## Goal:
Write out each line of the items below word for word, changing nothing.

#### Stored rows

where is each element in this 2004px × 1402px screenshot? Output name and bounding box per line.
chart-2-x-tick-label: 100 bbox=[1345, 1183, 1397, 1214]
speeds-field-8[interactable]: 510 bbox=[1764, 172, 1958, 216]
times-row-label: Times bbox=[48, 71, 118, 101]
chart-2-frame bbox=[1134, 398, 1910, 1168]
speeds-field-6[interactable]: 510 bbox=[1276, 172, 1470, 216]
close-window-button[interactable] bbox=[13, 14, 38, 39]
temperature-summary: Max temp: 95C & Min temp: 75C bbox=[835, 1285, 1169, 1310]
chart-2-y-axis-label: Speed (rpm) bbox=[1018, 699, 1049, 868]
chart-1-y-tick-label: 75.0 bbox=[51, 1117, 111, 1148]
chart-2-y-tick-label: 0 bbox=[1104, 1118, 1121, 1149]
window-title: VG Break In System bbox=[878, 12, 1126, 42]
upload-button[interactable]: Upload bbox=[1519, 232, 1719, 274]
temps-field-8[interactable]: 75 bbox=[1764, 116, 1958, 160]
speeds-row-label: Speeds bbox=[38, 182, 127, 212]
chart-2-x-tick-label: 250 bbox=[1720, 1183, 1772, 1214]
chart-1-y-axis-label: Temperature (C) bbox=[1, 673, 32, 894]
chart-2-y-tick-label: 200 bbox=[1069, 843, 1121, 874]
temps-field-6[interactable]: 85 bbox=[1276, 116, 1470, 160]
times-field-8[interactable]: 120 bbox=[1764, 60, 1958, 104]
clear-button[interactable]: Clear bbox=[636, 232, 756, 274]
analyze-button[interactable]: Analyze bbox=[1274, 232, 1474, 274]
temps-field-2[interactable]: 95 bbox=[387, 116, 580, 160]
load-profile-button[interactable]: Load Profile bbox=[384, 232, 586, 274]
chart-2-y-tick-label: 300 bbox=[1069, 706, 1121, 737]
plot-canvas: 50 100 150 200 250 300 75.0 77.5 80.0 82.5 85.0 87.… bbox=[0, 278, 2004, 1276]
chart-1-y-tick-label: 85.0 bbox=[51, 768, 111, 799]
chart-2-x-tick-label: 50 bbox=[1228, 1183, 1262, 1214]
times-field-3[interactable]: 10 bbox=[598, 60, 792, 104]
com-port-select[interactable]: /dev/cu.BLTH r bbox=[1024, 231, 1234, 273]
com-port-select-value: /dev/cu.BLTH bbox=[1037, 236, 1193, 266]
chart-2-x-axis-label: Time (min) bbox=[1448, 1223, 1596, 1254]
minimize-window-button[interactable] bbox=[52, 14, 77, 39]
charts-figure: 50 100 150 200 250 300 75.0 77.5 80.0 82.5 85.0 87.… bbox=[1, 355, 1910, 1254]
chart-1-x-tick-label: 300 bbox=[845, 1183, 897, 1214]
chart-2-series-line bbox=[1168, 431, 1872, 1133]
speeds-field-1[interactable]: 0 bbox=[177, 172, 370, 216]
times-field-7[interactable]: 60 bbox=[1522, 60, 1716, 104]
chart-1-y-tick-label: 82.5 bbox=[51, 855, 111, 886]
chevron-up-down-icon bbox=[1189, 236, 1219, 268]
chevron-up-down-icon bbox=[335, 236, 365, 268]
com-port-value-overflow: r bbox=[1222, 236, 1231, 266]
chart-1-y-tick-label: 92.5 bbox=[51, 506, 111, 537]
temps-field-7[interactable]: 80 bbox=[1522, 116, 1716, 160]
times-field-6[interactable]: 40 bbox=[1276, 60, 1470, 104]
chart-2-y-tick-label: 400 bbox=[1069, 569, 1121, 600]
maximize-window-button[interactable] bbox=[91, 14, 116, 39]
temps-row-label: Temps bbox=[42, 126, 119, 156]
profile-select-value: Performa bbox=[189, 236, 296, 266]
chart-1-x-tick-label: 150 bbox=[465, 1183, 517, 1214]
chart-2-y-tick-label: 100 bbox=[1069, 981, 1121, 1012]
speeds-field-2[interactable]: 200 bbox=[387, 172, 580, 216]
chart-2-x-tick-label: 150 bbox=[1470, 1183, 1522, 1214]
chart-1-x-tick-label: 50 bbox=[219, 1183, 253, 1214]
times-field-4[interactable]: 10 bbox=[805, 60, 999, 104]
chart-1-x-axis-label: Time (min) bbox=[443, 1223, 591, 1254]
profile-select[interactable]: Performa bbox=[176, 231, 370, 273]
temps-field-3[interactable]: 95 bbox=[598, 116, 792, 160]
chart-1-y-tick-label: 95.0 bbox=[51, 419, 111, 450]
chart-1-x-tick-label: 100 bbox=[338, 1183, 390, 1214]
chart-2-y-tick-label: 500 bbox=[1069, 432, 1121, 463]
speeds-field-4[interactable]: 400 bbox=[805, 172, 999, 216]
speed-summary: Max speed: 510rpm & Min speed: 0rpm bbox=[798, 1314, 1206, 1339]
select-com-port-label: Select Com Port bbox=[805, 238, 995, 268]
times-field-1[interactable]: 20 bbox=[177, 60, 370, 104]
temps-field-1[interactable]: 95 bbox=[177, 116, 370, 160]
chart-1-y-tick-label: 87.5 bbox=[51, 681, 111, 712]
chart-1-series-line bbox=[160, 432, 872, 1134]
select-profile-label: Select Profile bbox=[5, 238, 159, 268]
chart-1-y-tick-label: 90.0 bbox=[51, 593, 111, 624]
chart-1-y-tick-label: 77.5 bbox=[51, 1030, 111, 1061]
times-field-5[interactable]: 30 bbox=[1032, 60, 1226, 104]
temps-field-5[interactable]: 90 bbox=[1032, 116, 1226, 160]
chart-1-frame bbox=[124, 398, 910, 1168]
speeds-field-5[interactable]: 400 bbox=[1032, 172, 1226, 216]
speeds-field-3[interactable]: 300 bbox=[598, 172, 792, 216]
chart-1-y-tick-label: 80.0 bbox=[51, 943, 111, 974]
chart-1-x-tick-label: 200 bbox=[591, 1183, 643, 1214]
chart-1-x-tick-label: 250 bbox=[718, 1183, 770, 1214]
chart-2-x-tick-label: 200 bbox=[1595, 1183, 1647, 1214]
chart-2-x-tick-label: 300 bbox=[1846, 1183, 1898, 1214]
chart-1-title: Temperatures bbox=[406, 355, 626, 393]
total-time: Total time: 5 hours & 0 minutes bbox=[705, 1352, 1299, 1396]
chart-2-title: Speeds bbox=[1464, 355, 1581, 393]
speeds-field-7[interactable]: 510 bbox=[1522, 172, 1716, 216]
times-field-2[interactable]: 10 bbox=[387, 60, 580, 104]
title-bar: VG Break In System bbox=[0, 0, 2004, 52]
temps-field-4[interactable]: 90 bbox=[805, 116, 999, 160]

########

## Task answer:
where is each element in this 2004px × 1402px screenshot? Output name and bounding box per line.
chart-2-x-tick-label: 100 bbox=[1345, 1183, 1397, 1214]
speeds-field-8[interactable]: 510 bbox=[1764, 172, 1958, 216]
times-row-label: Times bbox=[48, 71, 118, 101]
chart-2-frame bbox=[1134, 398, 1910, 1168]
speeds-field-6[interactable]: 510 bbox=[1276, 172, 1470, 216]
close-window-button[interactable] bbox=[13, 14, 38, 39]
temperature-summary: Max temp: 95C & Min temp: 75C bbox=[835, 1285, 1169, 1310]
chart-2-y-axis-label: Speed (rpm) bbox=[1018, 699, 1049, 868]
chart-1-y-tick-label: 75.0 bbox=[51, 1117, 111, 1148]
chart-2-y-tick-label: 0 bbox=[1104, 1118, 1121, 1149]
window-title: VG Break In System bbox=[878, 12, 1126, 42]
upload-button[interactable]: Upload bbox=[1519, 232, 1719, 274]
temps-field-8[interactable]: 75 bbox=[1764, 116, 1958, 160]
speeds-row-label: Speeds bbox=[38, 182, 127, 212]
chart-2-x-tick-label: 250 bbox=[1720, 1183, 1772, 1214]
chart-1-y-axis-label: Temperature (C) bbox=[1, 673, 32, 894]
chart-2-y-tick-label: 200 bbox=[1069, 843, 1121, 874]
temps-field-6[interactable]: 85 bbox=[1276, 116, 1470, 160]
times-field-8[interactable]: 120 bbox=[1764, 60, 1958, 104]
clear-button[interactable]: Clear bbox=[636, 232, 756, 274]
analyze-button[interactable]: Analyze bbox=[1274, 232, 1474, 274]
temps-field-2[interactable]: 95 bbox=[387, 116, 580, 160]
load-profile-button[interactable]: Load Profile bbox=[384, 232, 586, 274]
chart-2-y-tick-label: 300 bbox=[1069, 706, 1121, 737]
plot-canvas: 50 100 150 200 250 300 75.0 77.5 80.0 82.5 85.0 87.… bbox=[0, 278, 2004, 1276]
chart-1-y-tick-label: 85.0 bbox=[51, 768, 111, 799]
chart-2-x-tick-label: 50 bbox=[1228, 1183, 1262, 1214]
times-field-3[interactable]: 10 bbox=[598, 60, 792, 104]
com-port-select[interactable]: /dev/cu.BLTH r bbox=[1024, 231, 1234, 273]
com-port-select-value: /dev/cu.BLTH bbox=[1037, 236, 1193, 266]
chart-2-x-axis-label: Time (min) bbox=[1448, 1223, 1596, 1254]
minimize-window-button[interactable] bbox=[52, 14, 77, 39]
charts-figure: 50 100 150 200 250 300 75.0 77.5 80.0 82.5 85.0 87.… bbox=[1, 355, 1910, 1254]
chart-1-x-tick-label: 300 bbox=[845, 1183, 897, 1214]
chart-2-series-line bbox=[1168, 431, 1872, 1133]
speeds-field-1[interactable]: 0 bbox=[177, 172, 370, 216]
times-field-7[interactable]: 60 bbox=[1522, 60, 1716, 104]
chart-1-y-tick-label: 82.5 bbox=[51, 855, 111, 886]
chevron-up-down-icon bbox=[1189, 236, 1219, 268]
chevron-up-down-icon bbox=[335, 236, 365, 268]
com-port-value-overflow: r bbox=[1222, 236, 1231, 266]
chart-1-y-tick-label: 92.5 bbox=[51, 506, 111, 537]
temps-field-7[interactable]: 80 bbox=[1522, 116, 1716, 160]
times-field-6[interactable]: 40 bbox=[1276, 60, 1470, 104]
chart-2-y-tick-label: 400 bbox=[1069, 569, 1121, 600]
maximize-window-button[interactable] bbox=[91, 14, 116, 39]
temps-row-label: Temps bbox=[42, 126, 119, 156]
profile-select-value: Performa bbox=[189, 236, 296, 266]
chart-1-x-tick-label: 150 bbox=[465, 1183, 517, 1214]
chart-2-y-tick-label: 100 bbox=[1069, 981, 1121, 1012]
speeds-field-2[interactable]: 200 bbox=[387, 172, 580, 216]
chart-2-x-tick-label: 150 bbox=[1470, 1183, 1522, 1214]
chart-1-x-tick-label: 50 bbox=[219, 1183, 253, 1214]
times-field-4[interactable]: 10 bbox=[805, 60, 999, 104]
chart-1-x-axis-label: Time (min) bbox=[443, 1223, 591, 1254]
profile-select[interactable]: Performa bbox=[176, 231, 370, 273]
temps-field-3[interactable]: 95 bbox=[598, 116, 792, 160]
chart-1-y-tick-label: 95.0 bbox=[51, 419, 111, 450]
chart-1-x-tick-label: 100 bbox=[338, 1183, 390, 1214]
chart-2-y-tick-label: 500 bbox=[1069, 432, 1121, 463]
speeds-field-4[interactable]: 400 bbox=[805, 172, 999, 216]
speed-summary: Max speed: 510rpm & Min speed: 0rpm bbox=[798, 1314, 1206, 1339]
select-com-port-label: Select Com Port bbox=[805, 238, 995, 268]
times-field-1[interactable]: 20 bbox=[177, 60, 370, 104]
temps-field-1[interactable]: 95 bbox=[177, 116, 370, 160]
chart-1-y-tick-label: 87.5 bbox=[51, 681, 111, 712]
chart-1-series-line bbox=[160, 432, 872, 1134]
select-profile-label: Select Profile bbox=[5, 238, 159, 268]
chart-1-y-tick-label: 90.0 bbox=[51, 593, 111, 624]
chart-1-y-tick-label: 77.5 bbox=[51, 1030, 111, 1061]
times-field-5[interactable]: 30 bbox=[1032, 60, 1226, 104]
temps-field-5[interactable]: 90 bbox=[1032, 116, 1226, 160]
chart-1-frame bbox=[124, 398, 910, 1168]
speeds-field-5[interactable]: 400 bbox=[1032, 172, 1226, 216]
speeds-field-3[interactable]: 300 bbox=[598, 172, 792, 216]
chart-1-y-tick-label: 80.0 bbox=[51, 943, 111, 974]
chart-1-x-tick-label: 200 bbox=[591, 1183, 643, 1214]
chart-1-x-tick-label: 250 bbox=[718, 1183, 770, 1214]
chart-2-x-tick-label: 200 bbox=[1595, 1183, 1647, 1214]
chart-2-x-tick-label: 300 bbox=[1846, 1183, 1898, 1214]
chart-1-title: Temperatures bbox=[406, 355, 626, 393]
total-time: Total time: 5 hours & 0 minutes bbox=[705, 1352, 1299, 1396]
chart-2-title: Speeds bbox=[1464, 355, 1581, 393]
speeds-field-7[interactable]: 510 bbox=[1522, 172, 1716, 216]
times-field-2[interactable]: 10 bbox=[387, 60, 580, 104]
title-bar: VG Break In System bbox=[0, 0, 2004, 52]
temps-field-4[interactable]: 90 bbox=[805, 116, 999, 160]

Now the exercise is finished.